* **DATA SECTION**:
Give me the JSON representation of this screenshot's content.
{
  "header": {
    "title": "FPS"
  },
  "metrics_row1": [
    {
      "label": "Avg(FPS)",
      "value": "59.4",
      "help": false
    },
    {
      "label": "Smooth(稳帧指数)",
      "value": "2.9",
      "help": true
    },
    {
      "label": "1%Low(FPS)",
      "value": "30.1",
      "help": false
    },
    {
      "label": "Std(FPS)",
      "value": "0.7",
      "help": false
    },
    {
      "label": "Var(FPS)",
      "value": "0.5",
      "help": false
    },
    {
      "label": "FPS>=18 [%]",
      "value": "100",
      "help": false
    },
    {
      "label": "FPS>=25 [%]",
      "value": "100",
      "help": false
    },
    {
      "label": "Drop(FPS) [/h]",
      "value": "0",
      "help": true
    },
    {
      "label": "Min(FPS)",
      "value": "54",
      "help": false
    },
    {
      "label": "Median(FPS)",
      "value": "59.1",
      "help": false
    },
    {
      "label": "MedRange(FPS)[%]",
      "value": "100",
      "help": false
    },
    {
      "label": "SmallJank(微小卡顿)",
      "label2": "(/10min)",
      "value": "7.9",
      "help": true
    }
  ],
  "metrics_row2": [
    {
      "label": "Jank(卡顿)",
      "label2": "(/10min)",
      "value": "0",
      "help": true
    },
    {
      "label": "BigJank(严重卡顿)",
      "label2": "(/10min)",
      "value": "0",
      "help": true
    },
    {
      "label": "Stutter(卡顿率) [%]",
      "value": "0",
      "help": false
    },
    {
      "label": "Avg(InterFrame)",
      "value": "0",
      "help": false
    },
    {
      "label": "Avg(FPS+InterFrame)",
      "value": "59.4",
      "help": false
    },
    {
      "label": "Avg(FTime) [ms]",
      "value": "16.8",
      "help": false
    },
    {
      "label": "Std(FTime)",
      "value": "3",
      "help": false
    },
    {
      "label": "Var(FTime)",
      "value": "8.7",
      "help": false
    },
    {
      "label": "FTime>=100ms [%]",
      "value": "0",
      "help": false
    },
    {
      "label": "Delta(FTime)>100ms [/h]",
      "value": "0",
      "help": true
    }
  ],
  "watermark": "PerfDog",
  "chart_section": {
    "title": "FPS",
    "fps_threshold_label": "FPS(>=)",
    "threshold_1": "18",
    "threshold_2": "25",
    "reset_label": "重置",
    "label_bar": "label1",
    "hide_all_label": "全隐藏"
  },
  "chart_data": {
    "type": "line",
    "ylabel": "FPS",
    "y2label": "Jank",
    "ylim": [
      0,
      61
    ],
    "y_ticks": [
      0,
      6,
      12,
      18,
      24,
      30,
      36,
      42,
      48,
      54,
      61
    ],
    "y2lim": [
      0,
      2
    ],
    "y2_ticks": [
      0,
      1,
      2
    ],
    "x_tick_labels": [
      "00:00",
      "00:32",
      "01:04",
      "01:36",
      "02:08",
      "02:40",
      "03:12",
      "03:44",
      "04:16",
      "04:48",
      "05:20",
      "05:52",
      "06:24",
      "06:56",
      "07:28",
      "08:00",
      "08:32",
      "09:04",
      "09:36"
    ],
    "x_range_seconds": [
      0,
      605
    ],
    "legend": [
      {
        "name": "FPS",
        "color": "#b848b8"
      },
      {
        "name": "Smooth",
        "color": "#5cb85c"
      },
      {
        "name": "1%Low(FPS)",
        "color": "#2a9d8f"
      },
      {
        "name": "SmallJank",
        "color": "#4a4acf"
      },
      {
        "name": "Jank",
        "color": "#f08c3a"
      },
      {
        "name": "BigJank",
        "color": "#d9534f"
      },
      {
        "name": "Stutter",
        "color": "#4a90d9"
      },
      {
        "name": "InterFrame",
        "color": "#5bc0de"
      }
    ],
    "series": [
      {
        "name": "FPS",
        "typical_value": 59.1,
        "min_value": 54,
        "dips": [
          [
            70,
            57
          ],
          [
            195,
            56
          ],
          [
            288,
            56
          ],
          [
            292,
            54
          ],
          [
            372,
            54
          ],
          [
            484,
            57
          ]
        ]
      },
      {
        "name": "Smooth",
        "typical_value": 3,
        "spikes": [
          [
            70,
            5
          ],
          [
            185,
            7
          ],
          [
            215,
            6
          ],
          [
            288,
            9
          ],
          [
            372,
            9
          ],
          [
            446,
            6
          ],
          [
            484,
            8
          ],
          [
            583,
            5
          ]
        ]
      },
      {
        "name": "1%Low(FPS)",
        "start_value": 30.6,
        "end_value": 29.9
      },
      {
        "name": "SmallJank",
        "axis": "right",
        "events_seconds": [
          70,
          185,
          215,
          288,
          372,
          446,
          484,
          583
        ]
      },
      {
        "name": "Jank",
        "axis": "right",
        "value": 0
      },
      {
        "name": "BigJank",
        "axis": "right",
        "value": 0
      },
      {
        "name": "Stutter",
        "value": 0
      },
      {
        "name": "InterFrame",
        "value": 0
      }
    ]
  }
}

* **EXERCISE OBJECTIVE**:
Only a number is needed: how many lines of the material above contain "FTime"?

* **ANSWER**:
5